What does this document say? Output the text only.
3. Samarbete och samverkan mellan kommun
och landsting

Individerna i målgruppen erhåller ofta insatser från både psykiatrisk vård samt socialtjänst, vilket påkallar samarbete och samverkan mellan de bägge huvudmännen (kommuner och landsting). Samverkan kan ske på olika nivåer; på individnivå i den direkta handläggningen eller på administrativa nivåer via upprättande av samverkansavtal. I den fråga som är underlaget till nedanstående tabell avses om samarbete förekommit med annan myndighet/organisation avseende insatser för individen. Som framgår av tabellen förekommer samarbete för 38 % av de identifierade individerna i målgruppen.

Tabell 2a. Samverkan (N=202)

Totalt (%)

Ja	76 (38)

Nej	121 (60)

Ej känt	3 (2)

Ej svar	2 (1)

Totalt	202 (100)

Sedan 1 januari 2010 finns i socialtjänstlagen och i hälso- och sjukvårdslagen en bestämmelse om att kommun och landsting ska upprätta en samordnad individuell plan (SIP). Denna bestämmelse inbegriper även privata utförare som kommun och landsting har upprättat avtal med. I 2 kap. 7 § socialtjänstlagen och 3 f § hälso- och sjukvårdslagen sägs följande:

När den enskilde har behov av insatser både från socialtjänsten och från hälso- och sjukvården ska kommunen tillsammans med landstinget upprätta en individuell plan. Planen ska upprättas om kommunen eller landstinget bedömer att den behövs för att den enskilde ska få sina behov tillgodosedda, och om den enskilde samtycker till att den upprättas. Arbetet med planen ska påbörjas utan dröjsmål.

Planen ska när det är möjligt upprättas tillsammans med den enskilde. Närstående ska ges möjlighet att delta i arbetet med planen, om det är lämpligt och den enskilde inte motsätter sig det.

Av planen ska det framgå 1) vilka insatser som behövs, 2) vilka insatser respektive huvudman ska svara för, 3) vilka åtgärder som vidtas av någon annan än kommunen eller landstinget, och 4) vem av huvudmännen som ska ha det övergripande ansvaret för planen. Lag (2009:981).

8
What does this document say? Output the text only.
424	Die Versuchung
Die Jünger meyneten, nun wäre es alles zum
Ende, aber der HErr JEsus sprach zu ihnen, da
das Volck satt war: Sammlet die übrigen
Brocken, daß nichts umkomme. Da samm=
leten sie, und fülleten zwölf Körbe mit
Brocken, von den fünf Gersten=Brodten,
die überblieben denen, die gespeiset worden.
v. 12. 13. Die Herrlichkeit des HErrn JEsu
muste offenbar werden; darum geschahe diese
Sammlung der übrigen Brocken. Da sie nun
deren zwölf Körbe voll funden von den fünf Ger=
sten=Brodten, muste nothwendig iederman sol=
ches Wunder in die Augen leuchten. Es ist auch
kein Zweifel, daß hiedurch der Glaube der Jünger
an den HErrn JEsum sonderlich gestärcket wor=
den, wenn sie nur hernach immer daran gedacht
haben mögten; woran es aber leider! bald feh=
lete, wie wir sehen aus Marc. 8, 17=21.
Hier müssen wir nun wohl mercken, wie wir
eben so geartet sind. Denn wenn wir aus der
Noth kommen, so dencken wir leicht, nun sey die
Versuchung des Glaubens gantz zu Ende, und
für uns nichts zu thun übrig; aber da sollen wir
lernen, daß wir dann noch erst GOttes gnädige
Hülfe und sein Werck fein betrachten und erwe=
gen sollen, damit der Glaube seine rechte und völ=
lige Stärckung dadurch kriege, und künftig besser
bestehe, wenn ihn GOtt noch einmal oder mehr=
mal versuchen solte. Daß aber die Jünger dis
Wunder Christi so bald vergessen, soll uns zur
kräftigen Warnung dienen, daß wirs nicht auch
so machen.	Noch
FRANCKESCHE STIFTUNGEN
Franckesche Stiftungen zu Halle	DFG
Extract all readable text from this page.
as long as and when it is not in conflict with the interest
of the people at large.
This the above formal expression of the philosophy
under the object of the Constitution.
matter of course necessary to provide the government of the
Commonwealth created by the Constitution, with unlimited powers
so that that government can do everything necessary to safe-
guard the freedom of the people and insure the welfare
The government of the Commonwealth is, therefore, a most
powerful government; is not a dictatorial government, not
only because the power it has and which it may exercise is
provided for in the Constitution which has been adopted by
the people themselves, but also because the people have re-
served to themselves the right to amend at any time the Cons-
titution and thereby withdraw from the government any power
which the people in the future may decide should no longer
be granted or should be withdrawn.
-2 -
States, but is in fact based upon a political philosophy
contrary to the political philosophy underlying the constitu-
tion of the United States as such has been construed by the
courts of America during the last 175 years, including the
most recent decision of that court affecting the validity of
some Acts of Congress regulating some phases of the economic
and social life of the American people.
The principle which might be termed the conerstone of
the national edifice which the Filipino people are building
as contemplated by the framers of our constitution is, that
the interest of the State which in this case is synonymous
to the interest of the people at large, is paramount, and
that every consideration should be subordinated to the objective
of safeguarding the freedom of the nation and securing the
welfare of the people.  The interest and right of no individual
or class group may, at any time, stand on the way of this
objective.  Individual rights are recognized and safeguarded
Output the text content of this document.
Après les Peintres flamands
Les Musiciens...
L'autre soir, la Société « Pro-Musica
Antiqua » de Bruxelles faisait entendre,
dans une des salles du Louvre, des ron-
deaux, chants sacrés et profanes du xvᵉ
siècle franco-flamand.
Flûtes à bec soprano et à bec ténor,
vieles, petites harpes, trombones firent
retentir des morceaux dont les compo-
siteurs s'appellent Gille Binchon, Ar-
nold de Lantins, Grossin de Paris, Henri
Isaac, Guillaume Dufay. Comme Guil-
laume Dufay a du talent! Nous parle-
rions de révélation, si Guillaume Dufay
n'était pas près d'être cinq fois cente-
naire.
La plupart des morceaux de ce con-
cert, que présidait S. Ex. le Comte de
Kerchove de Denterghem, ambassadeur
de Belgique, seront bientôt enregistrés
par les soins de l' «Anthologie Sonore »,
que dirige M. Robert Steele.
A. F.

The task: Repeat the data precisely, line by line.

Result of this task:
What does this document say? Output the text only.
3. Samarbete och samverkan mellan kommun
och landsting

Individerna i målgruppen erhåller ofta insatser från både psykiatrisk vård samt socialtjänst, vilket påkallar samarbete och samverkan mellan de bägge huvudmännen (kommuner och landsting). Samverkan kan ske på olika nivåer; på individnivå i den direkta handläggningen eller på administrativa nivåer via upprättande av samverkansavtal. I den fråga som är underlaget till nedanstående tabell avses om samarbete förekommit med annan myndighet/organisation avseende insatser för individen. Som framgår av tabellen förekommer samarbete för 38 % av de identifierade individerna i målgruppen.

Tabell 2a. Samverkan (N=202)

Totalt (%)

Ja	76 (38)

Nej	121 (60)

Ej känt	3 (2)

Ej svar	2 (1)

Totalt	202 (100)

Sedan 1 januari 2010 finns i socialtjänstlagen och i hälso- och sjukvårdslagen en bestämmelse om att kommun och landsting ska upprätta en samordnad individuell plan (SIP). Denna bestämmelse inbegriper även privata utförare som kommun och landsting har upprättat avtal med. I 2 kap. 7 § socialtjänstlagen och 3 f § hälso- och sjukvårdslagen sägs följande:

När den enskilde har behov av insatser både från socialtjänsten och från hälso- och sjukvården ska kommunen tillsammans med landstinget upprätta en individuell plan. Planen ska upprättas om kommunen eller landstinget bedömer att den behövs för att den enskilde ska få sina behov tillgodosedda, och om den enskilde samtycker till att den upprättas. Arbetet med planen ska påbörjas utan dröjsmål.

Planen ska när det är möjligt upprättas tillsammans med den enskilde. Närstående ska ges möjlighet att delta i arbetet med planen, om det är lämpligt och den enskilde inte motsätter sig det.

Av planen ska det framgå 1) vilka insatser som behövs, 2) vilka insatser respektive huvudman ska svara för, 3) vilka åtgärder som vidtas av någon annan än kommunen eller landstinget, och 4) vem av huvudmännen som ska ha det övergripande ansvaret för planen. Lag (2009:981).

8
What does this document say? Output the text only.
424	Die Versuchung
Die Jünger meyneten, nun wäre es alles zum
Ende, aber der HErr JEsus sprach zu ihnen, da
das Volck satt war: Sammlet die übrigen
Brocken, daß nichts umkomme. Da samm=
leten sie, und fülleten zwölf Körbe mit
Brocken, von den fünf Gersten=Brodten,
die überblieben denen, die gespeiset worden.
v. 12. 13. Die Herrlichkeit des HErrn JEsu
muste offenbar werden; darum geschahe diese
Sammlung der übrigen Brocken. Da sie nun
deren zwölf Körbe voll funden von den fünf Ger=
sten=Brodten, muste nothwendig iederman sol=
ches Wunder in die Augen leuchten. Es ist auch
kein Zweifel, daß hiedurch der Glaube der Jünger
an den HErrn JEsum sonderlich gestärcket wor=
den, wenn sie nur hernach immer daran gedacht
haben mögten; woran es aber leider! bald feh=
lete, wie wir sehen aus Marc. 8, 17=21.
Hier müssen wir nun wohl mercken, wie wir
eben so geartet sind. Denn wenn wir aus der
Noth kommen, so dencken wir leicht, nun sey die
Versuchung des Glaubens gantz zu Ende, und
für uns nichts zu thun übrig; aber da sollen wir
lernen, daß wir dann noch erst GOttes gnädige
Hülfe und sein Werck fein betrachten und erwe=
gen sollen, damit der Glaube seine rechte und völ=
lige Stärckung dadurch kriege, und künftig besser
bestehe, wenn ihn GOtt noch einmal oder mehr=
mal versuchen solte. Daß aber die Jünger dis
Wunder Christi so bald vergessen, soll uns zur
kräftigen Warnung dienen, daß wirs nicht auch
so machen.	Noch
FRANCKESCHE STIFTUNGEN
Franckesche Stiftungen zu Halle	DFG
Extract all readable text from this page.
as long as and when it is not in conflict with the interest
of the people at large.
This the above formal expression of the philosophy
under the object of the Constitution.
matter of course necessary to provide the government of the
Commonwealth created by the Constitution, with unlimited powers
so that that government can do everything necessary to safe-
guard the freedom of the people and insure the welfare
The government of the Commonwealth is, therefore, a most
powerful government; is not a dictatorial government, not
only because the power it has and which it may exercise is
provided for in the Constitution which has been adopted by
the people themselves, but also because the people have re-
served to themselves the right to amend at any time the Cons-
titution and thereby withdraw from the government any power
which the people in the future may decide should no longer
be granted or should be withdrawn.
-2 -
States, but is in fact based upon a political philosophy
contrary to the political philosophy underlying the constitu-
tion of the United States as such has been construed by the
courts of America during the last 175 years, including the
most recent decision of that court affecting the validity of
some Acts of Congress regulating some phases of the economic
and social life of the American people.
The principle which might be termed the conerstone of
the national edifice which the Filipino people are building
as contemplated by the framers of our constitution is, that
the interest of the State which in this case is synonymous
to the interest of the people at large, is paramount, and
that every consideration should be subordinated to the objective
of safeguarding the freedom of the nation and securing the
welfare of the people.  The interest and right of no individual
or class group may, at any time, stand on the way of this
objective.  Individual rights are recognized and safeguarded
Output the text content of this document.
Après les Peintres flamands
Les Musiciens...
L'autre soir, la Société « Pro-Musica
Antiqua » de Bruxelles faisait entendre,
dans une des salles du Louvre, des ron-
deaux, chants sacrés et profanes du xvᵉ
siècle franco-flamand.
Flûtes à bec soprano et à bec ténor,
vieles, petites harpes, trombones firent
retentir des morceaux dont les compo-
siteurs s'appellent Gille Binchon, Ar-
nold de Lantins, Grossin de Paris, Henri
Isaac, Guillaume Dufay. Comme Guil-
laume Dufay a du talent! Nous parle-
rions de révélation, si Guillaume Dufay
n'était pas près d'être cinq fois cente-
naire.
La plupart des morceaux de ce con-
cert, que présidait S. Ex. le Comte de
Kerchove de Denterghem, ambassadeur
de Belgique, seront bientôt enregistrés
par les soins de l' «Anthologie Sonore »,
que dirige M. Robert Steele.
A. F.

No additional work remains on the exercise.